QUOTED TEXT
▬▬▬▬▬▬
What Every Experimenter Must Know About Randomization

(spawn-queue.acm.org)

68 points | by underscoreF 12 hours ago ago

39 comments

$p1necone 5 hours ago

I'm no statistician, but the part about halfway through that says not to use PRNGs for random assignment into bins seems wrong to me?
Sure I can understand why for a research trial you might want just want to be totally safe and use a source of true randomness, but for all practical purposes a decent PRNG used for sorting balls into buckets is totally indistinguishable from true randomness is it not?
I was half expecting this to have been written a few decades ago when really bad PRNGs were in common usage, but the article seems to be timestamped 2025.
[-]
- $nullc 4 hours ago
  
  Plenty of previously well regarded PRNGs are distinguishable in quite surprising ways.
  Perhaps you could say otherwise for a CSPRNG.
  [-]
  - $gizmo686 4 hours ago
    
    For almost all practical purposes, a decent prng is just as good as a csprng. Cryptographic security only becomes relevant in an anverserial situation. Otherwise, you would need whatever weekmess exists in the prng to be somehow correlated with what you are trying to measure.
    [-]
    - $contubernio 30 minutes ago
      
      If practical purposes include simulating physical processes then the problems with orngs become quite important.
$gizmo686 4 hours ago

All models are wrong, some are useful.
▬▬▬▬▬▬
GIVEN INFORMATION
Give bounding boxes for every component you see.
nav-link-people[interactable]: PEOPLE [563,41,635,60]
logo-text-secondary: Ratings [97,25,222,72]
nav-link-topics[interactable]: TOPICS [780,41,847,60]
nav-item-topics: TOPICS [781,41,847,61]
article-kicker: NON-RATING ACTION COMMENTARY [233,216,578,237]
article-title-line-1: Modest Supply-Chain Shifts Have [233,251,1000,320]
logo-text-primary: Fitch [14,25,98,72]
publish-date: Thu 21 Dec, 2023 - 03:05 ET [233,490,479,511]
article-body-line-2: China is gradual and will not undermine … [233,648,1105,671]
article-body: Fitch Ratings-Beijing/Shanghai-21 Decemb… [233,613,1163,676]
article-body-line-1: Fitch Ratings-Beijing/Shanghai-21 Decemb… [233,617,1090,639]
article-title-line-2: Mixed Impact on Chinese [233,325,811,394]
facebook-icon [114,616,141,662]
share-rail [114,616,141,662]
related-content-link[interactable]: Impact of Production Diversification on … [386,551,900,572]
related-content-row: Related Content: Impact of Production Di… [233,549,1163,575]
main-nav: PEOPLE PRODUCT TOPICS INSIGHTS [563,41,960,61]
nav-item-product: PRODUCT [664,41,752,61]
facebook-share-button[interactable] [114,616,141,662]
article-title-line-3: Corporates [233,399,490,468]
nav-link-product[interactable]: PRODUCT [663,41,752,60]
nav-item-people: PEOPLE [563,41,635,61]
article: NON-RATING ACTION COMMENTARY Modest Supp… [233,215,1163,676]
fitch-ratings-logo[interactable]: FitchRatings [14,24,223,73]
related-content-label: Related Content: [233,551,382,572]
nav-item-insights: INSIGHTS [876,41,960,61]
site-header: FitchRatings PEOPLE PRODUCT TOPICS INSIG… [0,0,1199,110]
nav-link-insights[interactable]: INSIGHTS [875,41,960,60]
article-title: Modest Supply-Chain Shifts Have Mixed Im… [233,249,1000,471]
▬▬▬▬▬▬
Reproduce the whole randomization thread word for word. Rely on the randomization thread alone.

FINISHED EXERCISE
What Every Experimenter Must Know About Randomization

(spawn-queue.acm.org)

68 points | by underscoreF 12 hours ago ago

39 comments

$p1necone 5 hours ago

I'm no statistician, but the part about halfway through that says not to use PRNGs for random assignment into bins seems wrong to me?
Sure I can understand why for a research trial you might want just want to be totally safe and use a source of true randomness, but for all practical purposes a decent PRNG used for sorting balls into buckets is totally indistinguishable from true randomness is it not?
I was half expecting this to have been written a few decades ago when really bad PRNGs were in common usage, but the article seems to be timestamped 2025.
[-]
- $nullc 4 hours ago
  
  Plenty of previously well regarded PRNGs are distinguishable in quite surprising ways.
  Perhaps you could say otherwise for a CSPRNG.
  [-]
  - $gizmo686 4 hours ago
    
    For almost all practical purposes, a decent prng is just as good as a csprng. Cryptographic security only becomes relevant in an anverserial situation. Otherwise, you would need whatever weekmess exists in the prng to be somehow correlated with what you are trying to measure.
    [-]
    - $contubernio 30 minutes ago
      
      If practical purposes include simulating physical processes then the problems with orngs become quite important.
$gizmo686 4 hours ago

All models are wrong, some are useful.